= PROBLEM REQUIREMENTS =
Pictures stay out; everything else in the records below is copied exactly.

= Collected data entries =
%%

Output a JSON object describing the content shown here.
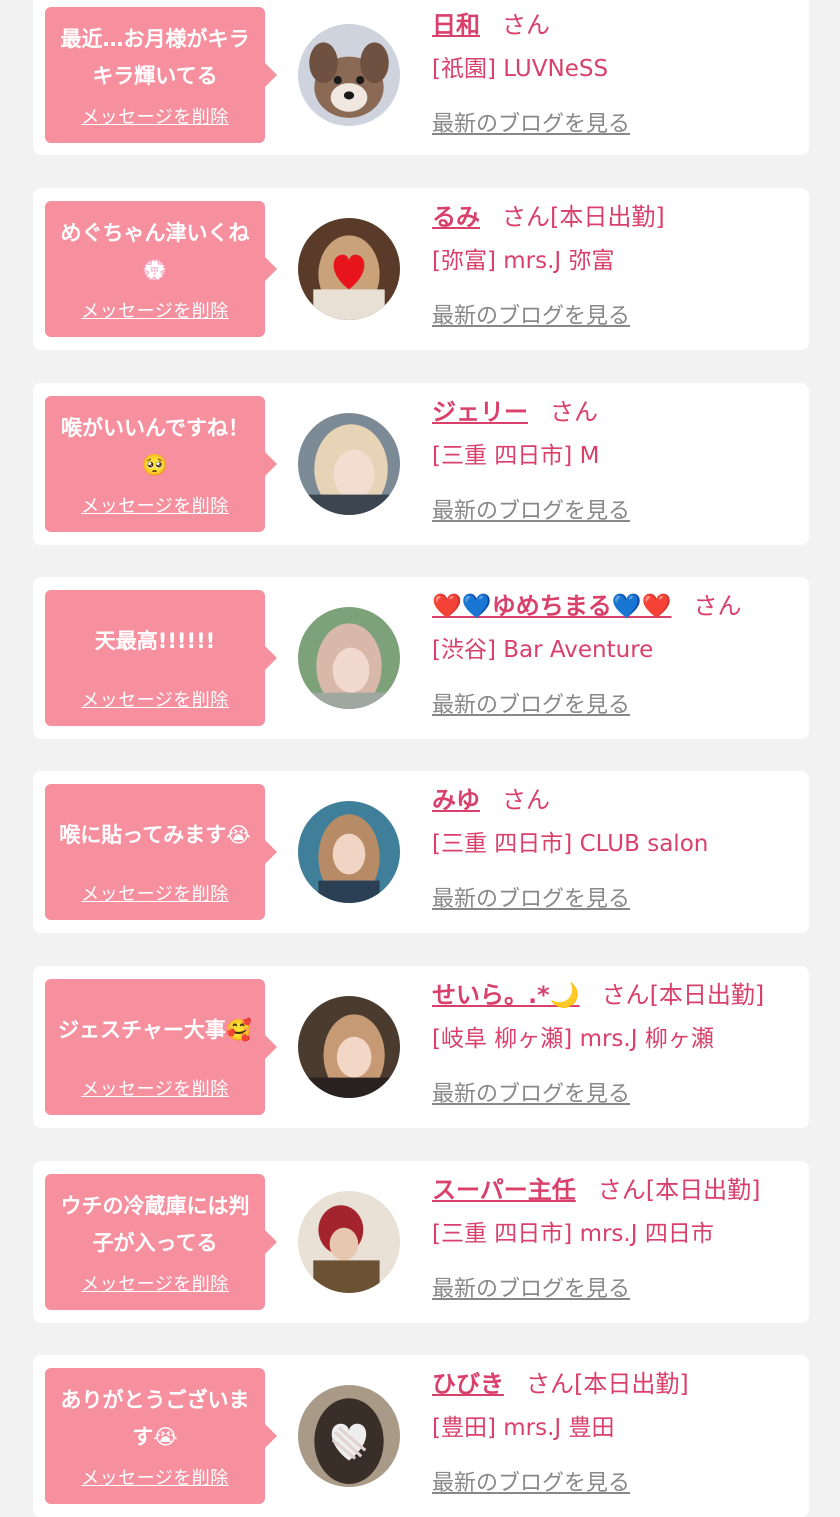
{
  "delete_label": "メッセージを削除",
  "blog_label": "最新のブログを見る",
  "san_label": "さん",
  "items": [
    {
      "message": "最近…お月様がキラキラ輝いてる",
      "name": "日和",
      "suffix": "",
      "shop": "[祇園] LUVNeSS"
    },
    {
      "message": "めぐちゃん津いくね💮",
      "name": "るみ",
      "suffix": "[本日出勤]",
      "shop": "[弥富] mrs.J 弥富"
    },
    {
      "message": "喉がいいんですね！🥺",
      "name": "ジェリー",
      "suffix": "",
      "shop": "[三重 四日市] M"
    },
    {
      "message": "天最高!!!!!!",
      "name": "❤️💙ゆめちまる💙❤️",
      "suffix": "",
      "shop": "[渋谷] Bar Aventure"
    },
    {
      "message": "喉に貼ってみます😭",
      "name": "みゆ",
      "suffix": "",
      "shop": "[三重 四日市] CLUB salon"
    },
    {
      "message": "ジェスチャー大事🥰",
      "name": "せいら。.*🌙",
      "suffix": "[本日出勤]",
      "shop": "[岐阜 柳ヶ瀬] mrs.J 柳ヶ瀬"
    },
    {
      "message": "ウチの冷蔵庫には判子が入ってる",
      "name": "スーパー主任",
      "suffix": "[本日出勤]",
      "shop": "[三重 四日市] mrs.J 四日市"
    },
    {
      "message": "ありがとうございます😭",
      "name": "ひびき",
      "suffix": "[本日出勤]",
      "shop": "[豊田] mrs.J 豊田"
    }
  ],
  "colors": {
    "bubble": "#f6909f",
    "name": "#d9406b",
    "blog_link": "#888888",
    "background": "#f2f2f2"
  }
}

%%

= SOLUTION TO THE EXERCISE =
Output a JSON object describing the content shown here.
{
  "delete_label": "メッセージを削除",
  "blog_label": "最新のブログを見る",
  "san_label": "さん",
  "items": [
    {
      "message": "最近…お月様がキラキラ輝いてる",
      "name": "日和",
      "suffix": "",
      "shop": "[祇園] LUVNeSS"
    },
    {
      "message": "めぐちゃん津いくね💮",
      "name": "るみ",
      "suffix": "[本日出勤]",
      "shop": "[弥富] mrs.J 弥富"
    },
    {
      "message": "喉がいいんですね！🥺",
      "name": "ジェリー",
      "suffix": "",
      "shop": "[三重 四日市] M"
    },
    {
      "message": "天最高!!!!!!",
      "name": "❤️💙ゆめちまる💙❤️",
      "suffix": "",
      "shop": "[渋谷] Bar Aventure"
    },
    {
      "message": "喉に貼ってみます😭",
      "name": "みゆ",
      "suffix": "",
      "shop": "[三重 四日市] CLUB salon"
    },
    {
      "message": "ジェスチャー大事🥰",
      "name": "せいら。.*🌙",
      "suffix": "[本日出勤]",
      "shop": "[岐阜 柳ヶ瀬] mrs.J 柳ヶ瀬"
    },
    {
      "message": "ウチの冷蔵庫には判子が入ってる",
      "name": "スーパー主任",
      "suffix": "[本日出勤]",
      "shop": "[三重 四日市] mrs.J 四日市"
    },
    {
      "message": "ありがとうございます😭",
      "name": "ひびき",
      "suffix": "[本日出勤]",
      "shop": "[豊田] mrs.J 豊田"
    }
  ],
  "colors": {
    "bubble": "#f6909f",
    "name": "#d9406b",
    "blog_link": "#888888",
    "background": "#f2f2f2"
  }
}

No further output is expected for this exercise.